*DOCUMENT TEXT*:
69th OREGON LEGISLATIVE ASSEMBLY--1997 Regular Session

NOTE:  Matter within  { +  braces and plus signs + } in an
amended section is new. Matter within  { -  braces and minus
signs - } is existing law to be omitted. New sections are within
 { +  braces and plus signs + } .

LC 523

                         House Bill 2025

Ordered printed by the Speaker pursuant to House Rule 12.00A (5).
  Presession filed (at the request of Representative Larry Sowa
  for Lyman G. Louis)


                             SUMMARY

The following summary is not prepared by the sponsors of the
measure and is not a part of the body thereof subject to
consideration by the Legislative Assembly. It is an editor's
brief statement of the essential features of the measure as
introduced.

  Requires landlord who rents space for manufactured dwelling or
floating home to submit rent increase application to Housing and
Community Services Department prior to increase. Requires
department to consider specific factors when granting rent
increase approval. Allows contested case hearing on application.
Allows department to charge fee for administrative expenses.

                        A BILL FOR AN ACT
Relating to rent charged for facility spaces; creating new
  provisions; and amending ORS 90.600, 90.710 and 90.765.

*RECORDS*:
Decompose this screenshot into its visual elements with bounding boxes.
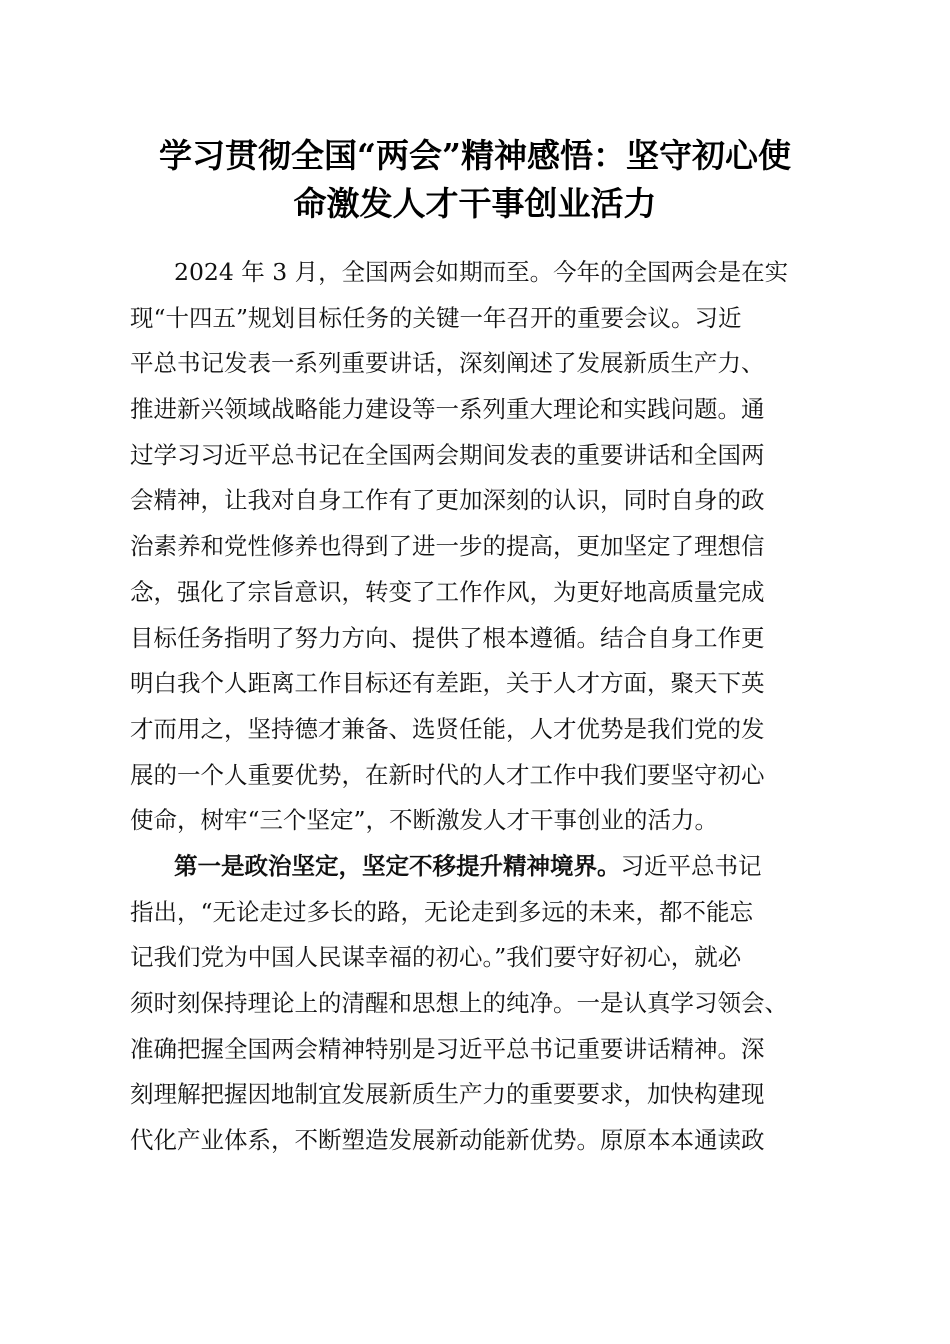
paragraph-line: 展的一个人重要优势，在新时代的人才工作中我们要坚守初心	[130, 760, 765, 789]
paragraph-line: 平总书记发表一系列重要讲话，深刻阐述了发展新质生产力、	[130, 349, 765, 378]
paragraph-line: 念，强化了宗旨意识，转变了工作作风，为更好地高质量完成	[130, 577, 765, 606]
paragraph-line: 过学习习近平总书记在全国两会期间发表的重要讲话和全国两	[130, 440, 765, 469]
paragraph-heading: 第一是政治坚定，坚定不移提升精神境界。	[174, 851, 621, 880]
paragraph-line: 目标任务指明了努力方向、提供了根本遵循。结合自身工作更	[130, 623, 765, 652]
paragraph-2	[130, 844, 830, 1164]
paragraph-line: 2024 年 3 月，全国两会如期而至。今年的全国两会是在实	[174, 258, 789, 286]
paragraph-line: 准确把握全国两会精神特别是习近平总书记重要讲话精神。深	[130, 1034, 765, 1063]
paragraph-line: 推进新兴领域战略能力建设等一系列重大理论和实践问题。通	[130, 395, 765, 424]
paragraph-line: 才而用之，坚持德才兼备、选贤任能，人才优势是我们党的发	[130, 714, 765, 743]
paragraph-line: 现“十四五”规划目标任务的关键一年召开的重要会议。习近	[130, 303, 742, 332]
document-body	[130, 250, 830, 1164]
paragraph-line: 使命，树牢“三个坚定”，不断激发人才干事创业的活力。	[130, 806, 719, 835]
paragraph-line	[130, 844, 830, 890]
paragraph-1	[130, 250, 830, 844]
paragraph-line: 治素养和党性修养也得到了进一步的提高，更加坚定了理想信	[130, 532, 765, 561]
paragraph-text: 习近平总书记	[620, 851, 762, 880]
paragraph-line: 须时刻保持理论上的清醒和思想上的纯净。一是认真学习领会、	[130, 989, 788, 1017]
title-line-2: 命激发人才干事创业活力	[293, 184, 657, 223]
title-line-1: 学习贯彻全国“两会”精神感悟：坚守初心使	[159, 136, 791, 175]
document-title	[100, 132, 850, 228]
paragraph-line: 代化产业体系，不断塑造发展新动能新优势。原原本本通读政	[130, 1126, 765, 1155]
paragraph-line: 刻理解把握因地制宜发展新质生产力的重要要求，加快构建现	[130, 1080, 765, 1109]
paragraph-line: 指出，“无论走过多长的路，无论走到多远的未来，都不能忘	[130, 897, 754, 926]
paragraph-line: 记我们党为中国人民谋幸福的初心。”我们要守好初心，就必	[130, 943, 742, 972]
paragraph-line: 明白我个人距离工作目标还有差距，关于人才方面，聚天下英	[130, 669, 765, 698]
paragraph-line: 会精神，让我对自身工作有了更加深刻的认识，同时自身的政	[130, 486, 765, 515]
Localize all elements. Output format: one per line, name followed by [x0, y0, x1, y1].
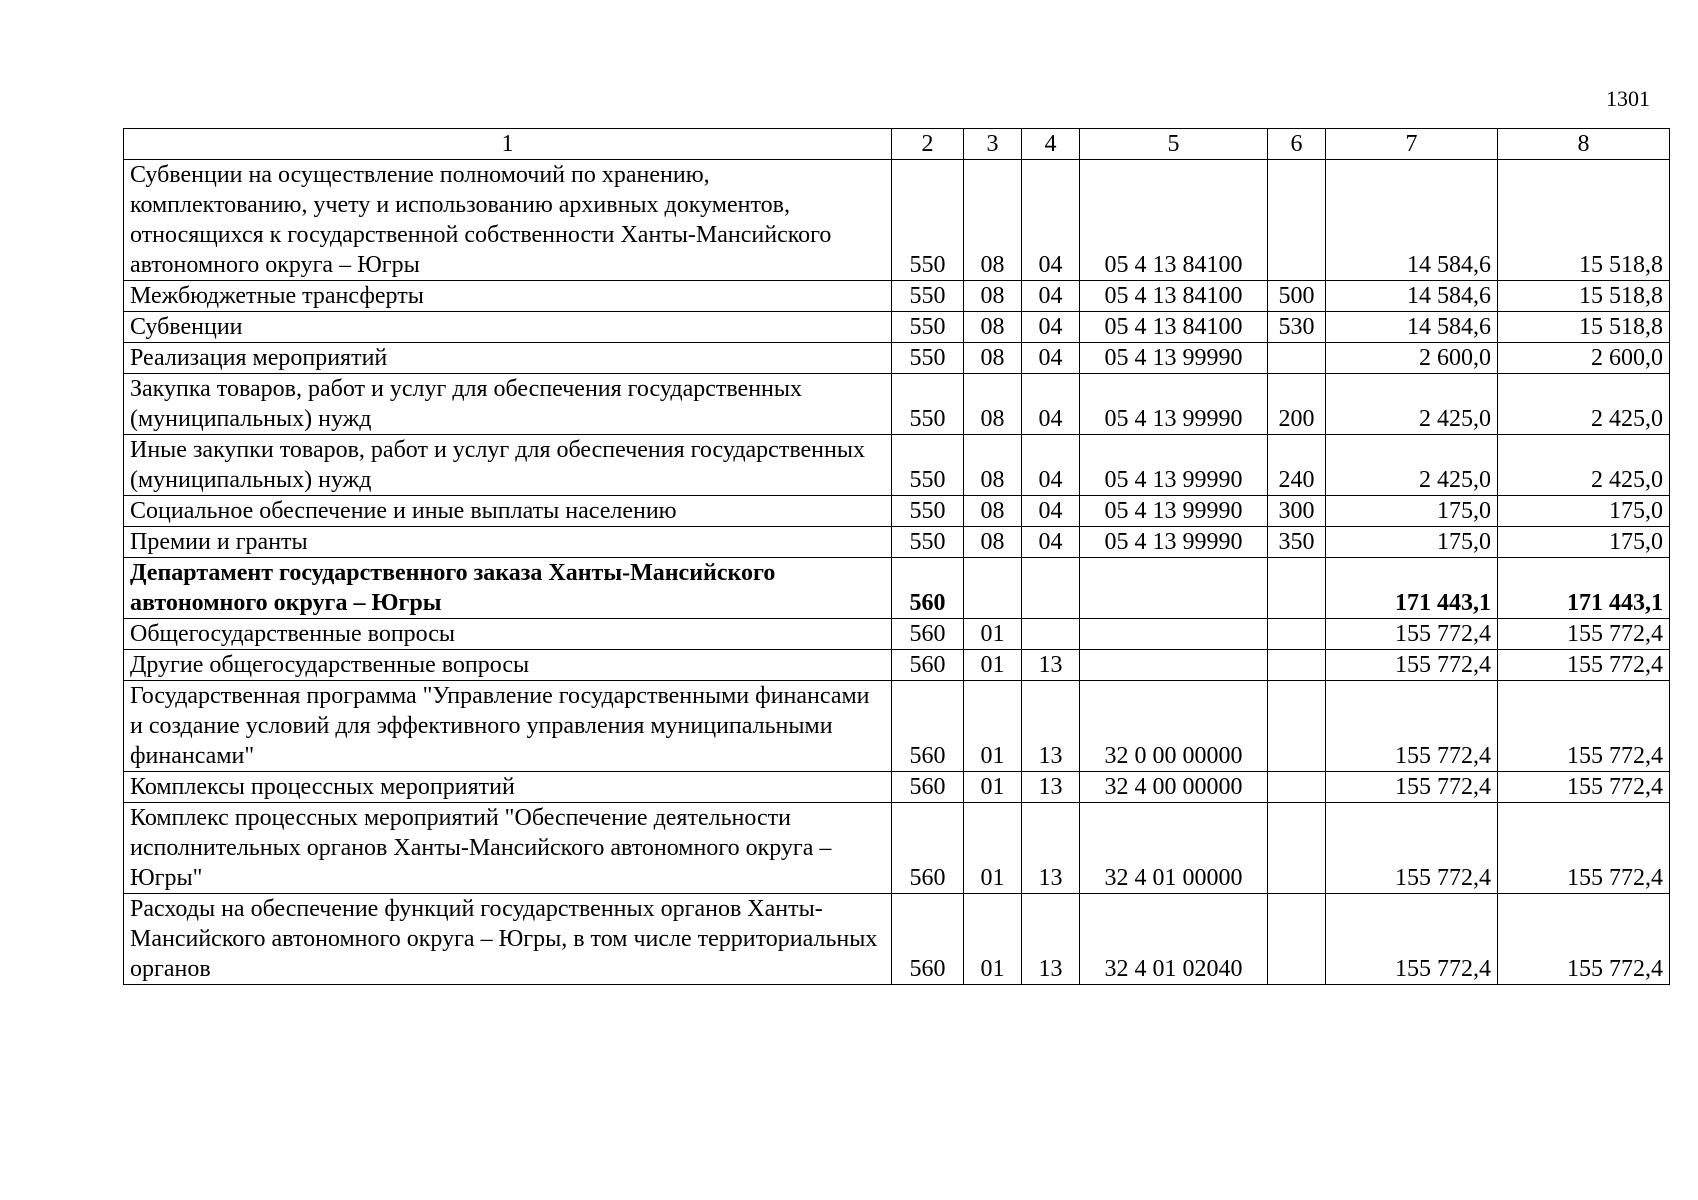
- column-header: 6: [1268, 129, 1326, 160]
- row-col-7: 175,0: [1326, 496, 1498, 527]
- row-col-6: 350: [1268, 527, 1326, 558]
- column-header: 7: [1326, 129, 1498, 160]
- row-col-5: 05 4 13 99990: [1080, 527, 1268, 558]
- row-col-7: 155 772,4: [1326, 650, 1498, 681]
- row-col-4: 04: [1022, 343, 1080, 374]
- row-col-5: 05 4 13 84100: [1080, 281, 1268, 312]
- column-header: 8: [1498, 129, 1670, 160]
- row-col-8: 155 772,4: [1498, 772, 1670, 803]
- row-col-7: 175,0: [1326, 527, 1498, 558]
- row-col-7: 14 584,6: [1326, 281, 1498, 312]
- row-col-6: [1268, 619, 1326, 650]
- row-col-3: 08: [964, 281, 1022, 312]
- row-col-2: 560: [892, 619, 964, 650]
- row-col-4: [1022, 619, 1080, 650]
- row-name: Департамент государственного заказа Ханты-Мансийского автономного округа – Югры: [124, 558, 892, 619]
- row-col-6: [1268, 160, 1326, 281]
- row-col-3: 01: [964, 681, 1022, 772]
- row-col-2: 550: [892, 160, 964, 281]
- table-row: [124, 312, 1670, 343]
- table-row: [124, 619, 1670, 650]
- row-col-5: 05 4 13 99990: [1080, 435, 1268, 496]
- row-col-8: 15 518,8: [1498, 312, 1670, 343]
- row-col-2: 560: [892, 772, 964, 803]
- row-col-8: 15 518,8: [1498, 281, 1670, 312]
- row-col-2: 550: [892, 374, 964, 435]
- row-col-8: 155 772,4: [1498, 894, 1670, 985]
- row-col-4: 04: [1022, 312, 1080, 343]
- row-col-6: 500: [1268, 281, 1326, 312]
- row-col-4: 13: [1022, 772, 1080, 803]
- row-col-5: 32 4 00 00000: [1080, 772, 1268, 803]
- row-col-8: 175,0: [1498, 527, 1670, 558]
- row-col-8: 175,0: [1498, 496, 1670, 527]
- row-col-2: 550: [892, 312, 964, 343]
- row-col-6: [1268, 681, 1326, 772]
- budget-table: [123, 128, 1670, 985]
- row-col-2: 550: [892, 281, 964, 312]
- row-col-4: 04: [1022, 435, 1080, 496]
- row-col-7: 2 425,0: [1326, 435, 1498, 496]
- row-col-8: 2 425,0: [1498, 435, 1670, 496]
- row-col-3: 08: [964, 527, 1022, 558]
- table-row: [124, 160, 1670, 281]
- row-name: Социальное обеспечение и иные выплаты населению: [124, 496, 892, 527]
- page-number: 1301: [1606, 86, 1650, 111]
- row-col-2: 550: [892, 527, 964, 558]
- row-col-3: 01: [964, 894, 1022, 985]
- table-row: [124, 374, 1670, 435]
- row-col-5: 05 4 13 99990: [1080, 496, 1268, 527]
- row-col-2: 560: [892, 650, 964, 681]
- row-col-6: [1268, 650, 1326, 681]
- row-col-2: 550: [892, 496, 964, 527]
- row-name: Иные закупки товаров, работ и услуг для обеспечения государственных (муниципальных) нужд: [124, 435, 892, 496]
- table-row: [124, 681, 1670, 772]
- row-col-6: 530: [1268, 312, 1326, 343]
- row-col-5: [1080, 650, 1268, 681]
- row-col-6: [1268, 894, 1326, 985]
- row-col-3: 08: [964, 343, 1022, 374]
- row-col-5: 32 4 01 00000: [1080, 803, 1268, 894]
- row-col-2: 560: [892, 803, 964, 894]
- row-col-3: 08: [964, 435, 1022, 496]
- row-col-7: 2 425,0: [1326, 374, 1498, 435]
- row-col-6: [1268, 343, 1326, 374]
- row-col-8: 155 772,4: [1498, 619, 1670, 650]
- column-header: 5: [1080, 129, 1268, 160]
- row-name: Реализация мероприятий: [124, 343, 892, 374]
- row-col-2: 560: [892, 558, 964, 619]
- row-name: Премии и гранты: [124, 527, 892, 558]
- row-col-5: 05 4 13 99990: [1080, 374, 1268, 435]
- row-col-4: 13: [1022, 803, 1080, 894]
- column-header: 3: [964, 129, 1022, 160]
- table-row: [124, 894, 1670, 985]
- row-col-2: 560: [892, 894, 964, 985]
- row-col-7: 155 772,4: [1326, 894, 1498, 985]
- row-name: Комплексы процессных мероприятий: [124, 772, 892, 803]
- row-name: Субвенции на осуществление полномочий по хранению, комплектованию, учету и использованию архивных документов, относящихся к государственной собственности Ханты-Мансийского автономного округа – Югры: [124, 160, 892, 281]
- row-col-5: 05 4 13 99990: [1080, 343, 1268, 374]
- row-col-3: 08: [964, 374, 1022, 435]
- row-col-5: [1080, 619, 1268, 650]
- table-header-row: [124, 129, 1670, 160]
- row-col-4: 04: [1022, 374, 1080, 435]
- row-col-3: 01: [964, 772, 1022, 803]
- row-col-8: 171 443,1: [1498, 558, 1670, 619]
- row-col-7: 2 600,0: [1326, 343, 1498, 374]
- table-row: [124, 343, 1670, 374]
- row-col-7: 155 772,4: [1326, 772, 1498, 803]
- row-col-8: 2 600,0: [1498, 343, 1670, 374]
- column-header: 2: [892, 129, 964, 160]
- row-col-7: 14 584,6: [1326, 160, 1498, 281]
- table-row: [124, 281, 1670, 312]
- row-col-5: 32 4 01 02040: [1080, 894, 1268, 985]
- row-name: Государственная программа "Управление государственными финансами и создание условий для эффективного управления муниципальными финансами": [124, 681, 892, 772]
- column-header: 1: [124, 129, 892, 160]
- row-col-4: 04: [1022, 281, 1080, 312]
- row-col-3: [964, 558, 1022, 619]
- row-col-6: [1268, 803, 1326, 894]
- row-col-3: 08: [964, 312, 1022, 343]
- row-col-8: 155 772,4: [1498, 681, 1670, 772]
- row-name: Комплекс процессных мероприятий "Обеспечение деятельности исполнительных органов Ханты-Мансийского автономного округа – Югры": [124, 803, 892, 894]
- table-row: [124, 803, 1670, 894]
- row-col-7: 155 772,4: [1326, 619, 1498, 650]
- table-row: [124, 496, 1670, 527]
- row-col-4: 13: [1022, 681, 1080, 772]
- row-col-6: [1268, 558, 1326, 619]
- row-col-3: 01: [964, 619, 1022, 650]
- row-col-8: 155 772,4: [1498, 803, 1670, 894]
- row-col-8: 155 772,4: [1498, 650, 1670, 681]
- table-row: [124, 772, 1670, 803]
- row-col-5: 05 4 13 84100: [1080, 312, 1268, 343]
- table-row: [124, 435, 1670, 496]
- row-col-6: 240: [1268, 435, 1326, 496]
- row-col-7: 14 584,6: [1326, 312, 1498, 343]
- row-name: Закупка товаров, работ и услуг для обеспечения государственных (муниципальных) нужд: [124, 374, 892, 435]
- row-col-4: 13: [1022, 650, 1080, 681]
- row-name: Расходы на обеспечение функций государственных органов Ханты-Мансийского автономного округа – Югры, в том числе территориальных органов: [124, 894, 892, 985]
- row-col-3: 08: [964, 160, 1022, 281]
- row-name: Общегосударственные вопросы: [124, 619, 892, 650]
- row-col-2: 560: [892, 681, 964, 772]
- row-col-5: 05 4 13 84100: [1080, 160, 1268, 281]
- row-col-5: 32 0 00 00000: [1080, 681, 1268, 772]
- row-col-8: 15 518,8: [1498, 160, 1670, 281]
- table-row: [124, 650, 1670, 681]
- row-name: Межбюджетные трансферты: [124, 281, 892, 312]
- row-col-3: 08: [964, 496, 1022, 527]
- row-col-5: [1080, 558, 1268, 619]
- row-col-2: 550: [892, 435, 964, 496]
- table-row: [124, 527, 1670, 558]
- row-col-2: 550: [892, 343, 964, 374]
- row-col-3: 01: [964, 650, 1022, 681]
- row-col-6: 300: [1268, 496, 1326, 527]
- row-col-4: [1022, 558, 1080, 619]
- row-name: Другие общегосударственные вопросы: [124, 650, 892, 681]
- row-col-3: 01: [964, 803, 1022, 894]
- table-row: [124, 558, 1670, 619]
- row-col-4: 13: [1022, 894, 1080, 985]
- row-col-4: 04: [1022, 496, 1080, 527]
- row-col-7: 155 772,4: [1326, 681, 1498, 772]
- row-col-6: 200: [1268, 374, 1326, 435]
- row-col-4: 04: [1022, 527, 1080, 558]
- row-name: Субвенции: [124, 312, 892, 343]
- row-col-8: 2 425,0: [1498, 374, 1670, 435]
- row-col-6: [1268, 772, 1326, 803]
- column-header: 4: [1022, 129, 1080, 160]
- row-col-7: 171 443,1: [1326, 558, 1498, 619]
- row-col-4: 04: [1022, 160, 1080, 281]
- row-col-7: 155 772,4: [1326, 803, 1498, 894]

*WRITTEN REQUEST*:
Could you pick up the House Bill 2025 text after its last line and keep it going?

*RESULT BELOW*:
Be It Enacted by the People of the State of Oregon:
  SECTION 1.  { + Sections 2 and 3 of this Act are added to and
made a part of ORS 90.505 to 90.840. + }
  SECTION 2.  { + Except as provided in section 3 of this 1997
Act:
  (1) A landlord who rents a space for a manufactured dwelling or
floating home shall not demand, accept or retain rent for the
space exceeding the rent in effect for the space on January 1,
1997.
  (2) If a previously rented space was not rented on January 1,
1997, the landlord shall not demand, accept or retain rent for
the space exceeding the rent in effect during the last month the
space was rented prior to January 1, 1997.
  (3) If a space is rented for the first time after January 1,
1997, the landlord shall not demand, accept or retain rent for
the space exceeding the rent first charged for the space. + }
  SECTION 3.  { + (1) A landlord shall file with Housing and
Community Services Department a rent increase application for a
manufactured dwelling or floating home space.
  (2) A rent increase application shall be filed upon a form
prescribed by the department. The department may charge an
application fee. The fee shall not exceed the administrative
expenses incurred by the department.
  (3) The rent increase application shall specify:
  (a) The address of the facility;
  (b) The space number or numbers for which rent is requested to
be increased;
  (c) The amount of the requested rent increase; and
  (d) The facts supporting the requested increase.
  (4) Upon receipt of a rent increase application, the department
shall mail a notice that the rent increase application has been
filed to the affected tenants at the spaces designated in the
application. The notice shall include:
  (a) The amount of the requested rent increase;
  (b) A summary of the landlord's justification for the request;
and
  (c) The tenant's right to submit written statements or
documents to the department and time limit for submitting
statements and documents.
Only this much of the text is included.